--- START RECORD EXTRACTS ---
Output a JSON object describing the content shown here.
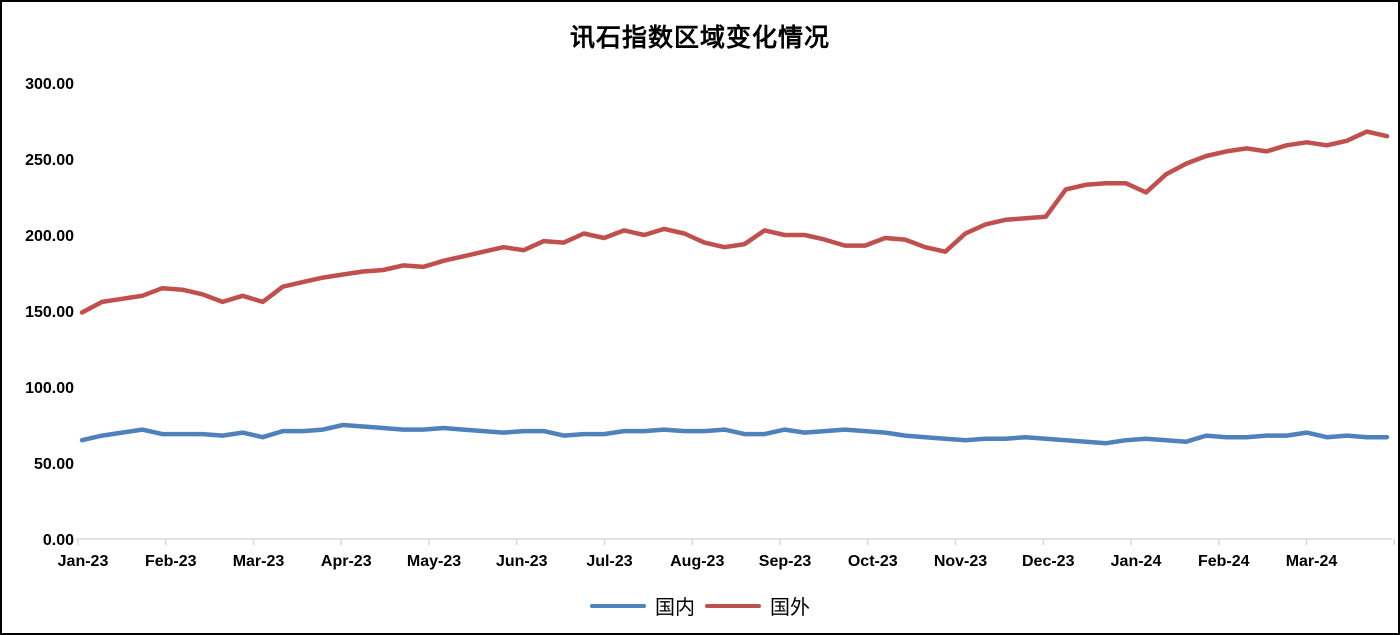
{
  "title": "讯石指数区域变化情况",
  "colors": {
    "domestic_line": "#4F81BD",
    "foreign_line": "#C0504D",
    "axis": "#D9D9D9",
    "text": "#000000",
    "background": "#FFFFFF",
    "frame_border": "#000000"
  },
  "legend": {
    "position": "bottom-center",
    "items": [
      {
        "label": "国内",
        "color": "#4F81BD"
      },
      {
        "label": "国外",
        "color": "#C0504D"
      }
    ]
  },
  "chart_data": {
    "type": "line",
    "title": "讯石指数区域变化情况",
    "xlabel": "",
    "ylabel": "",
    "ylim": [
      0,
      300
    ],
    "y_tick_labels": [
      "300.00",
      "250.00",
      "200.00",
      "150.00",
      "100.00",
      "50.00",
      "0.00"
    ],
    "x_tick_labels": [
      "Jan-23",
      "Feb-23",
      "Mar-23",
      "Apr-23",
      "May-23",
      "Jun-23",
      "Jul-23",
      "Aug-23",
      "Sep-23",
      "Oct-23",
      "Nov-23",
      "Dec-23",
      "Jan-24",
      "Feb-24",
      "Mar-24"
    ],
    "grid": false,
    "legend_position": "bottom",
    "axis_color": "#D9D9D9",
    "series": [
      {
        "name": "国内",
        "color": "#4F81BD",
        "values": [
          65,
          68,
          70,
          72,
          69,
          69,
          69,
          68,
          70,
          67,
          71,
          71,
          72,
          75,
          74,
          73,
          72,
          72,
          73,
          72,
          71,
          70,
          71,
          71,
          68,
          69,
          69,
          71,
          71,
          72,
          71,
          71,
          72,
          69,
          69,
          72,
          70,
          71,
          72,
          71,
          70,
          68,
          67,
          66,
          65,
          66,
          66,
          67,
          66,
          65,
          64,
          63,
          65,
          66,
          65,
          64,
          68,
          67,
          67,
          68,
          68,
          70,
          67,
          68,
          67,
          67
        ]
      },
      {
        "name": "国外",
        "color": "#C0504D",
        "values": [
          149,
          156,
          158,
          160,
          165,
          164,
          161,
          156,
          160,
          156,
          166,
          169,
          172,
          174,
          176,
          177,
          180,
          179,
          183,
          186,
          189,
          192,
          190,
          196,
          195,
          201,
          198,
          203,
          200,
          204,
          201,
          195,
          192,
          194,
          203,
          200,
          200,
          197,
          193,
          193,
          198,
          197,
          192,
          189,
          201,
          207,
          210,
          211,
          212,
          230,
          233,
          234,
          234,
          228,
          240,
          247,
          252,
          255,
          257,
          255,
          259,
          261,
          259,
          262,
          268,
          265
        ]
      }
    ]
  }
}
--- END RECORD EXTRACTS ---
- WHAT TO WORK ON -
Make an exact copy of the whole listing, but don't bring over any pictures.

- TASK RESPONSE -
Output a JSON object describing the content shown here.
{
  "title": "讯石指数区域变化情况",
  "colors": {
    "domestic_line": "#4F81BD",
    "foreign_line": "#C0504D",
    "axis": "#D9D9D9",
    "text": "#000000",
    "background": "#FFFFFF",
    "frame_border": "#000000"
  },
  "legend": {
    "position": "bottom-center",
    "items": [
      {
        "label": "国内",
        "color": "#4F81BD"
      },
      {
        "label": "国外",
        "color": "#C0504D"
      }
    ]
  },
  "chart_data": {
    "type": "line",
    "title": "讯石指数区域变化情况",
    "xlabel": "",
    "ylabel": "",
    "ylim": [
      0,
      300
    ],
    "y_tick_labels": [
      "300.00",
      "250.00",
      "200.00",
      "150.00",
      "100.00",
      "50.00",
      "0.00"
    ],
    "x_tick_labels": [
      "Jan-23",
      "Feb-23",
      "Mar-23",
      "Apr-23",
      "May-23",
      "Jun-23",
      "Jul-23",
      "Aug-23",
      "Sep-23",
      "Oct-23",
      "Nov-23",
      "Dec-23",
      "Jan-24",
      "Feb-24",
      "Mar-24"
    ],
    "grid": false,
    "legend_position": "bottom",
    "axis_color": "#D9D9D9",
    "series": [
      {
        "name": "国内",
        "color": "#4F81BD",
        "values": [
          65,
          68,
          70,
          72,
          69,
          69,
          69,
          68,
          70,
          67,
          71,
          71,
          72,
          75,
          74,
          73,
          72,
          72,
          73,
          72,
          71,
          70,
          71,
          71,
          68,
          69,
          69,
          71,
          71,
          72,
          71,
          71,
          72,
          69,
          69,
          72,
          70,
          71,
          72,
          71,
          70,
          68,
          67,
          66,
          65,
          66,
          66,
          67,
          66,
          65,
          64,
          63,
          65,
          66,
          65,
          64,
          68,
          67,
          67,
          68,
          68,
          70,
          67,
          68,
          67,
          67
        ]
      },
      {
        "name": "国外",
        "color": "#C0504D",
        "values": [
          149,
          156,
          158,
          160,
          165,
          164,
          161,
          156,
          160,
          156,
          166,
          169,
          172,
          174,
          176,
          177,
          180,
          179,
          183,
          186,
          189,
          192,
          190,
          196,
          195,
          201,
          198,
          203,
          200,
          204,
          201,
          195,
          192,
          194,
          203,
          200,
          200,
          197,
          193,
          193,
          198,
          197,
          192,
          189,
          201,
          207,
          210,
          211,
          212,
          230,
          233,
          234,
          234,
          228,
          240,
          247,
          252,
          255,
          257,
          255,
          259,
          261,
          259,
          262,
          268,
          265
        ]
      }
    ]
  }
}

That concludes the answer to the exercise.